Transcribe every row from the one containing "series-residual-filtered [326, 474, 1319, 555]" down to the one containing "pressure-tick-label: 980 [1539, 421, 1579, 448]", both included, with each row reproduced verbatim.

== DATA LISTING ==
┌──
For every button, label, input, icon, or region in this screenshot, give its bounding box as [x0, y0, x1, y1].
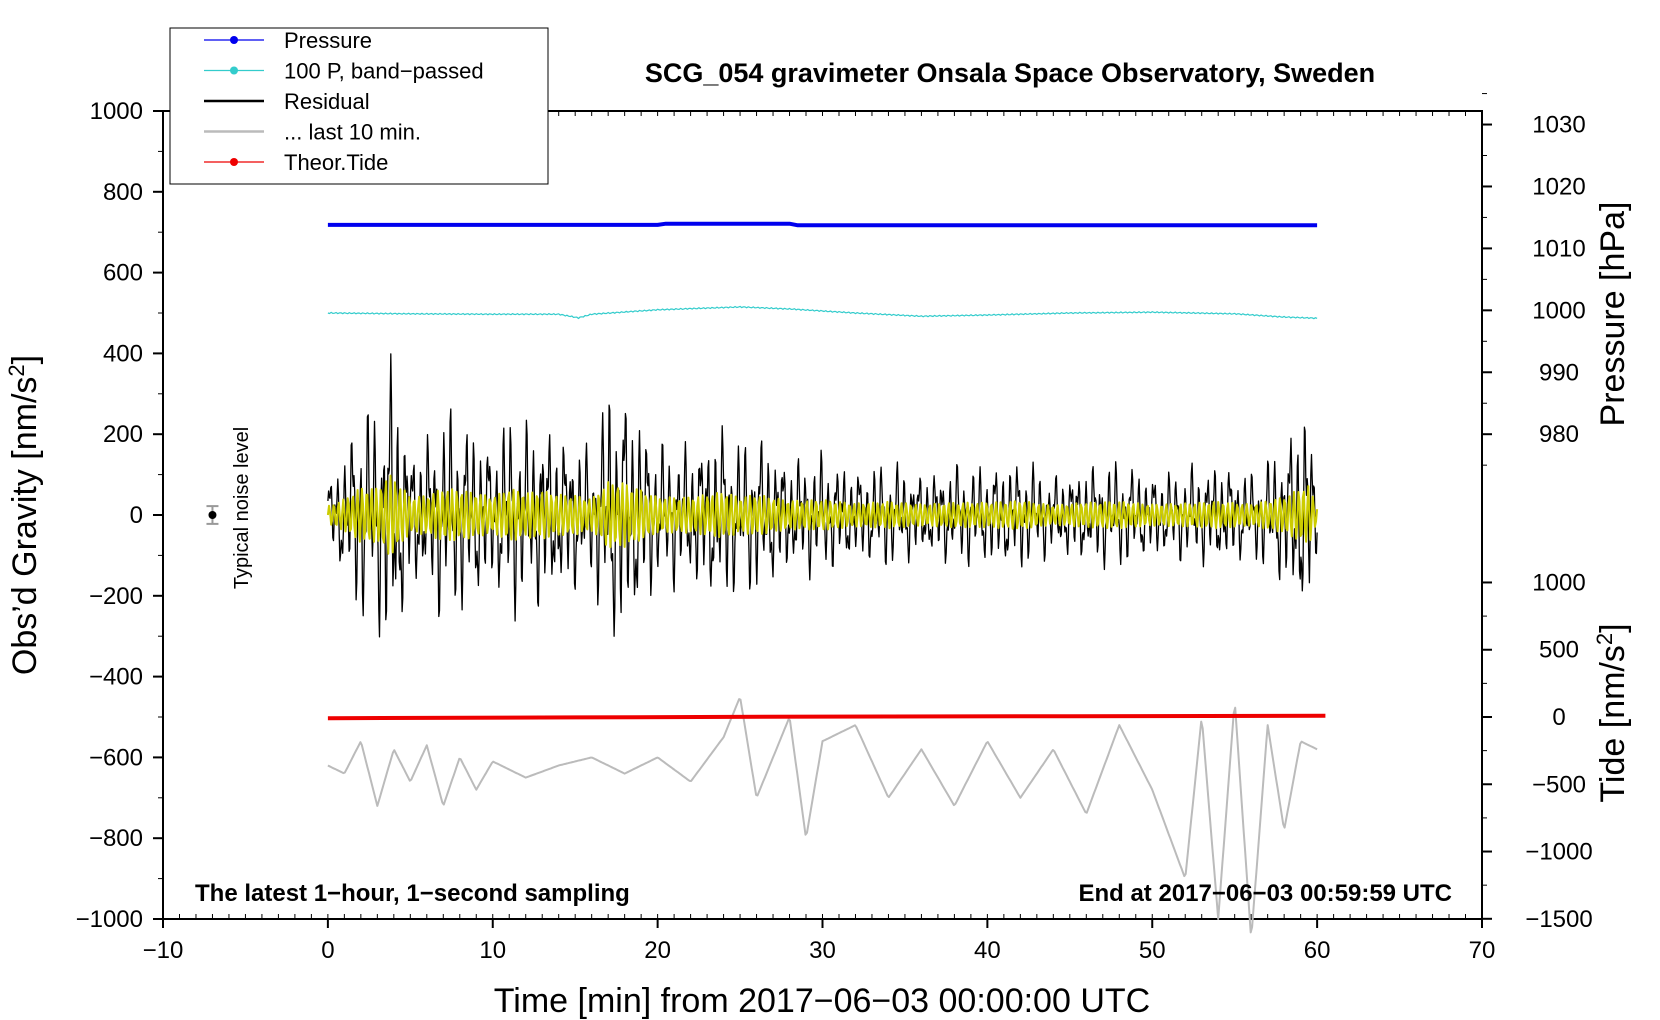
series-residual-filtered [326, 474, 1319, 555]
legend-dot [230, 36, 238, 44]
series-residual [327, 353, 1318, 638]
x-tick-label: 70 [1469, 937, 1496, 964]
x-tick-label: 50 [1139, 937, 1166, 964]
y-tick-label: 800 [103, 179, 143, 206]
x-tick-label: −10 [143, 937, 184, 964]
noise-level-label: Typical noise level [231, 427, 253, 589]
y-axis: −1000 −800 −600 −400 −200 0 200 400 600 800 1000 [76, 98, 163, 933]
pressure-tick-label: 1020 [1532, 173, 1585, 200]
pressure-tick-label: 1000 [1532, 297, 1585, 324]
x-tick-label: 60 [1304, 937, 1331, 964]
y-tick-label: 200 [103, 421, 143, 448]
tide-tick-label: −500 [1532, 771, 1586, 798]
x-axis: −10 0 10 20 30 40 50 60 70 [143, 919, 1496, 964]
pressure-tick-label: 1010 [1532, 235, 1585, 262]
y-axis-title: Obs’d Gravity [nm/s2] [4, 355, 44, 675]
pressure-tick-label: 980 [1539, 421, 1579, 448]
legend-box [169, 27, 549, 185]
y-axis-title-main: Obs’d Gravity [nm/s [6, 377, 44, 676]
chart-title: SCG_054 gravimeter Onsala Space Observat… [645, 58, 1375, 88]
pressure-tick-label: 990 [1539, 359, 1579, 386]
end-time-note: End at 2017−06−03 00:59:59 UTC [1078, 880, 1452, 907]
noise-point [208, 511, 217, 519]
series-pressure [327, 221, 1318, 228]
y-tick-label: −600 [89, 744, 143, 771]
legend-dot [230, 66, 238, 75]
tide-axis: −1500 −1000 −500 0 500 1000 [1482, 569, 1593, 933]
legend: Pressure 100 P, band−passed Residual ... la… [169, 27, 549, 185]
x-tick-label: 10 [479, 937, 506, 964]
y-tick-label: −200 [89, 583, 143, 610]
x-tick-label: 40 [974, 937, 1001, 964]
y-axis-title-end: ] [6, 355, 44, 364]
tide-tick-label: −1000 [1525, 839, 1592, 866]
tide-axis-title-sup: 2 [1592, 633, 1617, 645]
tide-axis-title-main: Tide [nm/s [1594, 645, 1632, 802]
tide-axis-title: Tide [nm/s2] [1592, 623, 1632, 802]
pressure-axis-title: Pressure [hPa] [1594, 202, 1632, 427]
legend-dot [230, 158, 238, 166]
tide-tick-label: 1000 [1532, 569, 1585, 596]
legend-label: Theor.Tide [284, 150, 388, 175]
x-axis-title: Time [min] from 2017−06−03 00:00:00 UTC [494, 982, 1150, 1020]
y-tick-label: 0 [130, 502, 143, 529]
legend-label: 100 P, band−passed [284, 59, 484, 84]
pressure-axis: 980 990 1000 1010 1020 1030 [1482, 93, 1586, 466]
y-tick-label: −400 [89, 664, 143, 691]
y-tick-label: 1000 [90, 98, 143, 125]
y-axis-title-sup: 2 [4, 364, 29, 376]
series-bandpassed-pressure [327, 305, 1318, 320]
legend-items: Pressure 100 P, band−passed Residual ... la… [204, 28, 484, 175]
series-layer [326, 221, 1326, 934]
x-tick-label: 0 [321, 937, 334, 964]
x-tick-label: 20 [644, 937, 671, 964]
noise-level-marker [206, 505, 219, 525]
tide-tick-label: −1500 [1525, 906, 1592, 933]
y-tick-label: −800 [89, 825, 143, 852]
tide-tick-label: 0 [1552, 704, 1565, 731]
y-tick-label: 600 [103, 260, 143, 287]
series-last-10-min [327, 698, 1318, 934]
legend-label: ... last 10 min. [284, 120, 421, 145]
y-tick-label: 400 [103, 340, 143, 367]
tide-tick-label: 500 [1539, 637, 1579, 664]
sampling-note: The latest 1−hour, 1−second sampling [195, 880, 630, 907]
series-theor-tide [327, 713, 1326, 721]
pressure-tick-label: 1030 [1532, 112, 1585, 139]
legend-label: Residual [284, 89, 370, 114]
y-tick-label: −1000 [76, 906, 143, 933]
legend-label: Pressure [284, 28, 372, 53]
x-tick-label: 30 [809, 937, 836, 964]
tide-axis-title-end: ] [1594, 623, 1632, 632]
└──
== SOLUTION TO THIS EXERCISE ==
series-residual-filtered [326, 474, 1319, 555]
legend-dot [230, 36, 238, 44]
series-residual [327, 353, 1318, 638]
x-tick-label: 70 [1469, 937, 1496, 964]
x-tick-label: 50 [1139, 937, 1166, 964]
y-tick-label: 800 [103, 179, 143, 206]
x-tick-label: −10 [143, 937, 184, 964]
noise-level-label: Typical noise level [231, 427, 253, 589]
y-axis: −1000 −800 −600 −400 −200 0 200 400 600 800 1000 [76, 98, 163, 933]
pressure-tick-label: 1020 [1532, 173, 1585, 200]
pressure-tick-label: 1000 [1532, 297, 1585, 324]
x-tick-label: 60 [1304, 937, 1331, 964]
y-tick-label: 200 [103, 421, 143, 448]
tide-tick-label: −500 [1532, 771, 1586, 798]
x-axis: −10 0 10 20 30 40 50 60 70 [143, 919, 1496, 964]
pressure-tick-label: 1010 [1532, 235, 1585, 262]
y-axis-title: Obs’d Gravity [nm/s2] [4, 355, 44, 675]
pressure-tick-label: 980 [1539, 421, 1579, 448]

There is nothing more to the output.